**Written request:**
Output all of the records exactly as written.

**Material for the task:**
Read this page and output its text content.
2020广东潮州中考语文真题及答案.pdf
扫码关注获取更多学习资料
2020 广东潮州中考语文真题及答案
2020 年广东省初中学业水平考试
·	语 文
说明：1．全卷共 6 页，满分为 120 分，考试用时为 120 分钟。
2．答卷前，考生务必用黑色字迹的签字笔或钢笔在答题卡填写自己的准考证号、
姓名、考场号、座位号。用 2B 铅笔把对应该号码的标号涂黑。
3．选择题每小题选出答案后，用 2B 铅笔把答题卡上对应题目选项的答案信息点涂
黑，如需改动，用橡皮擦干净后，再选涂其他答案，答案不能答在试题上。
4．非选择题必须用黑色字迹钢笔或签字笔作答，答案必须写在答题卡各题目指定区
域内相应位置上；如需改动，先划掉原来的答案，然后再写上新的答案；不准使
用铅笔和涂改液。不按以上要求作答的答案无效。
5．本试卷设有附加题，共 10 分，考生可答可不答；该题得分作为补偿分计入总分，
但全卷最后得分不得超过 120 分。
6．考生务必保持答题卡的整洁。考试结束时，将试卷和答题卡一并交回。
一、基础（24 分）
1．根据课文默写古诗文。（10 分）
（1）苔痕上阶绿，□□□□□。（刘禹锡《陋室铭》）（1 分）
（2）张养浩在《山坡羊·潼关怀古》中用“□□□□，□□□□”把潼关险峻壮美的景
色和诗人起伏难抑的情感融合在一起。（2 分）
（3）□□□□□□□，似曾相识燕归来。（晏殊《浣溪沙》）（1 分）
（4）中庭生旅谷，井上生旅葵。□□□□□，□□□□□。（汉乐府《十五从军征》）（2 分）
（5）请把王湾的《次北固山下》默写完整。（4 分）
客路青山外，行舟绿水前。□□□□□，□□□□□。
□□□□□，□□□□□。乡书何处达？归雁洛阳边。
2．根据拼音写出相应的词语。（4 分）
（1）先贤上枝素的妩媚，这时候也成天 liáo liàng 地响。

**Exercise response:**
Read this page and output its text content.
2020广东潮州中考语文真题及答案.pdf
扫码关注获取更多学习资料
2020 广东潮州中考语文真题及答案
2020 年广东省初中学业水平考试
·	语 文
说明：1．全卷共 6 页，满分为 120 分，考试用时为 120 分钟。
2．答卷前，考生务必用黑色字迹的签字笔或钢笔在答题卡填写自己的准考证号、
姓名、考场号、座位号。用 2B 铅笔把对应该号码的标号涂黑。
3．选择题每小题选出答案后，用 2B 铅笔把答题卡上对应题目选项的答案信息点涂
黑，如需改动，用橡皮擦干净后，再选涂其他答案，答案不能答在试题上。
4．非选择题必须用黑色字迹钢笔或签字笔作答，答案必须写在答题卡各题目指定区
域内相应位置上；如需改动，先划掉原来的答案，然后再写上新的答案；不准使
用铅笔和涂改液。不按以上要求作答的答案无效。
5．本试卷设有附加题，共 10 分，考生可答可不答；该题得分作为补偿分计入总分，
但全卷最后得分不得超过 120 分。
6．考生务必保持答题卡的整洁。考试结束时，将试卷和答题卡一并交回。
一、基础（24 分）
1．根据课文默写古诗文。（10 分）
（1）苔痕上阶绿，□□□□□。（刘禹锡《陋室铭》）（1 分）
（2）张养浩在《山坡羊·潼关怀古》中用“□□□□，□□□□”把潼关险峻壮美的景
色和诗人起伏难抑的情感融合在一起。（2 分）
（3）□□□□□□□，似曾相识燕归来。（晏殊《浣溪沙》）（1 分）
（4）中庭生旅谷，井上生旅葵。□□□□□，□□□□□。（汉乐府《十五从军征》）（2 分）
（5）请把王湾的《次北固山下》默写完整。（4 分）
客路青山外，行舟绿水前。□□□□□，□□□□□。
□□□□□，□□□□□。乡书何处达？归雁洛阳边。
2．根据拼音写出相应的词语。（4 分）
（1）先贤上枝素的妩媚，这时候也成天 liáo liàng 地响。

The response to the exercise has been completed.